> STATED PROBLEM
Copy the records below exactly, leaving out any pictures.

> RECORDED INFORMATION
- - -

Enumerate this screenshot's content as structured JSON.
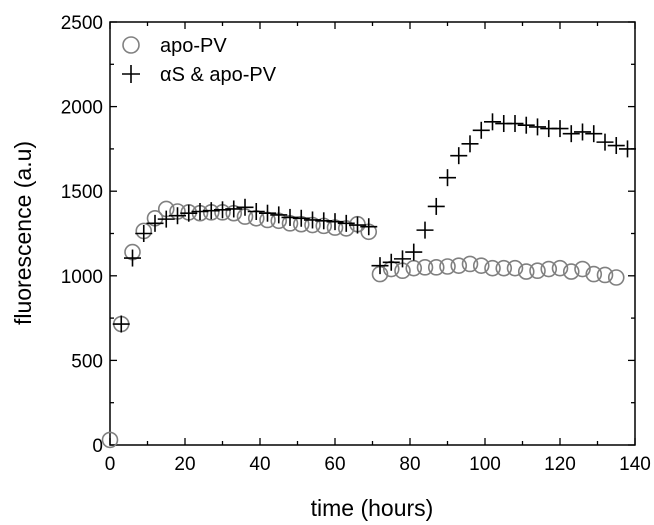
{
  "chart_data": {
    "type": "scatter",
    "title": "",
    "xlabel": "time (hours)",
    "ylabel": "fluorescence (a.u)",
    "xlim": [
      0,
      140
    ],
    "ylim": [
      0,
      2500
    ],
    "x_ticks": [
      0,
      20,
      40,
      60,
      80,
      100,
      120,
      140
    ],
    "y_ticks": [
      0,
      500,
      1000,
      1500,
      2000,
      2500
    ],
    "grid": false,
    "legend_position": "top-left",
    "series": [
      {
        "name": "apo-PV",
        "marker": "open-circle",
        "color": "#808080",
        "points": [
          [
            0,
            30
          ],
          [
            3,
            715
          ],
          [
            6,
            1140
          ],
          [
            9,
            1265
          ],
          [
            12,
            1340
          ],
          [
            15,
            1395
          ],
          [
            18,
            1380
          ],
          [
            21,
            1375
          ],
          [
            24,
            1370
          ],
          [
            27,
            1375
          ],
          [
            30,
            1375
          ],
          [
            33,
            1370
          ],
          [
            36,
            1350
          ],
          [
            39,
            1340
          ],
          [
            42,
            1330
          ],
          [
            45,
            1325
          ],
          [
            48,
            1310
          ],
          [
            51,
            1305
          ],
          [
            54,
            1300
          ],
          [
            57,
            1295
          ],
          [
            60,
            1285
          ],
          [
            63,
            1280
          ],
          [
            66,
            1305
          ],
          [
            69,
            1260
          ],
          [
            72,
            1010
          ],
          [
            75,
            1040
          ],
          [
            78,
            1030
          ],
          [
            81,
            1045
          ],
          [
            84,
            1050
          ],
          [
            87,
            1050
          ],
          [
            90,
            1055
          ],
          [
            93,
            1060
          ],
          [
            96,
            1070
          ],
          [
            99,
            1060
          ],
          [
            102,
            1045
          ],
          [
            105,
            1045
          ],
          [
            108,
            1045
          ],
          [
            111,
            1025
          ],
          [
            114,
            1030
          ],
          [
            117,
            1040
          ],
          [
            120,
            1045
          ],
          [
            123,
            1025
          ],
          [
            126,
            1040
          ],
          [
            129,
            1010
          ],
          [
            132,
            1005
          ],
          [
            135,
            990
          ]
        ]
      },
      {
        "name": "αS & apo-PV",
        "marker": "plus",
        "color": "#000000",
        "points": [
          [
            3,
            715
          ],
          [
            6,
            1105
          ],
          [
            9,
            1250
          ],
          [
            12,
            1310
          ],
          [
            15,
            1335
          ],
          [
            18,
            1355
          ],
          [
            21,
            1370
          ],
          [
            24,
            1380
          ],
          [
            27,
            1385
          ],
          [
            30,
            1390
          ],
          [
            33,
            1395
          ],
          [
            36,
            1405
          ],
          [
            39,
            1380
          ],
          [
            42,
            1370
          ],
          [
            45,
            1360
          ],
          [
            48,
            1345
          ],
          [
            51,
            1340
          ],
          [
            54,
            1330
          ],
          [
            57,
            1325
          ],
          [
            60,
            1320
          ],
          [
            63,
            1310
          ],
          [
            66,
            1300
          ],
          [
            69,
            1290
          ],
          [
            72,
            1060
          ],
          [
            75,
            1080
          ],
          [
            78,
            1100
          ],
          [
            81,
            1140
          ],
          [
            84,
            1270
          ],
          [
            87,
            1410
          ],
          [
            90,
            1580
          ],
          [
            93,
            1710
          ],
          [
            96,
            1780
          ],
          [
            99,
            1860
          ],
          [
            102,
            1910
          ],
          [
            105,
            1900
          ],
          [
            108,
            1900
          ],
          [
            111,
            1890
          ],
          [
            114,
            1880
          ],
          [
            117,
            1870
          ],
          [
            120,
            1870
          ],
          [
            123,
            1840
          ],
          [
            126,
            1850
          ],
          [
            129,
            1840
          ],
          [
            132,
            1790
          ],
          [
            135,
            1770
          ],
          [
            138,
            1750
          ]
        ]
      }
    ]
  }
}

- - -

> PROBLEM SOLUTION
Enumerate this screenshot's content as structured JSON.
{
  "chart_data": {
    "type": "scatter",
    "title": "",
    "xlabel": "time (hours)",
    "ylabel": "fluorescence (a.u)",
    "xlim": [
      0,
      140
    ],
    "ylim": [
      0,
      2500
    ],
    "x_ticks": [
      0,
      20,
      40,
      60,
      80,
      100,
      120,
      140
    ],
    "y_ticks": [
      0,
      500,
      1000,
      1500,
      2000,
      2500
    ],
    "grid": false,
    "legend_position": "top-left",
    "series": [
      {
        "name": "apo-PV",
        "marker": "open-circle",
        "color": "#808080",
        "points": [
          [
            0,
            30
          ],
          [
            3,
            715
          ],
          [
            6,
            1140
          ],
          [
            9,
            1265
          ],
          [
            12,
            1340
          ],
          [
            15,
            1395
          ],
          [
            18,
            1380
          ],
          [
            21,
            1375
          ],
          [
            24,
            1370
          ],
          [
            27,
            1375
          ],
          [
            30,
            1375
          ],
          [
            33,
            1370
          ],
          [
            36,
            1350
          ],
          [
            39,
            1340
          ],
          [
            42,
            1330
          ],
          [
            45,
            1325
          ],
          [
            48,
            1310
          ],
          [
            51,
            1305
          ],
          [
            54,
            1300
          ],
          [
            57,
            1295
          ],
          [
            60,
            1285
          ],
          [
            63,
            1280
          ],
          [
            66,
            1305
          ],
          [
            69,
            1260
          ],
          [
            72,
            1010
          ],
          [
            75,
            1040
          ],
          [
            78,
            1030
          ],
          [
            81,
            1045
          ],
          [
            84,
            1050
          ],
          [
            87,
            1050
          ],
          [
            90,
            1055
          ],
          [
            93,
            1060
          ],
          [
            96,
            1070
          ],
          [
            99,
            1060
          ],
          [
            102,
            1045
          ],
          [
            105,
            1045
          ],
          [
            108,
            1045
          ],
          [
            111,
            1025
          ],
          [
            114,
            1030
          ],
          [
            117,
            1040
          ],
          [
            120,
            1045
          ],
          [
            123,
            1025
          ],
          [
            126,
            1040
          ],
          [
            129,
            1010
          ],
          [
            132,
            1005
          ],
          [
            135,
            990
          ]
        ]
      },
      {
        "name": "αS & apo-PV",
        "marker": "plus",
        "color": "#000000",
        "points": [
          [
            3,
            715
          ],
          [
            6,
            1105
          ],
          [
            9,
            1250
          ],
          [
            12,
            1310
          ],
          [
            15,
            1335
          ],
          [
            18,
            1355
          ],
          [
            21,
            1370
          ],
          [
            24,
            1380
          ],
          [
            27,
            1385
          ],
          [
            30,
            1390
          ],
          [
            33,
            1395
          ],
          [
            36,
            1405
          ],
          [
            39,
            1380
          ],
          [
            42,
            1370
          ],
          [
            45,
            1360
          ],
          [
            48,
            1345
          ],
          [
            51,
            1340
          ],
          [
            54,
            1330
          ],
          [
            57,
            1325
          ],
          [
            60,
            1320
          ],
          [
            63,
            1310
          ],
          [
            66,
            1300
          ],
          [
            69,
            1290
          ],
          [
            72,
            1060
          ],
          [
            75,
            1080
          ],
          [
            78,
            1100
          ],
          [
            81,
            1140
          ],
          [
            84,
            1270
          ],
          [
            87,
            1410
          ],
          [
            90,
            1580
          ],
          [
            93,
            1710
          ],
          [
            96,
            1780
          ],
          [
            99,
            1860
          ],
          [
            102,
            1910
          ],
          [
            105,
            1900
          ],
          [
            108,
            1900
          ],
          [
            111,
            1890
          ],
          [
            114,
            1880
          ],
          [
            117,
            1870
          ],
          [
            120,
            1870
          ],
          [
            123,
            1840
          ],
          [
            126,
            1850
          ],
          [
            129,
            1840
          ],
          [
            132,
            1790
          ],
          [
            135,
            1770
          ],
          [
            138,
            1750
          ]
        ]
      }
    ]
  }
}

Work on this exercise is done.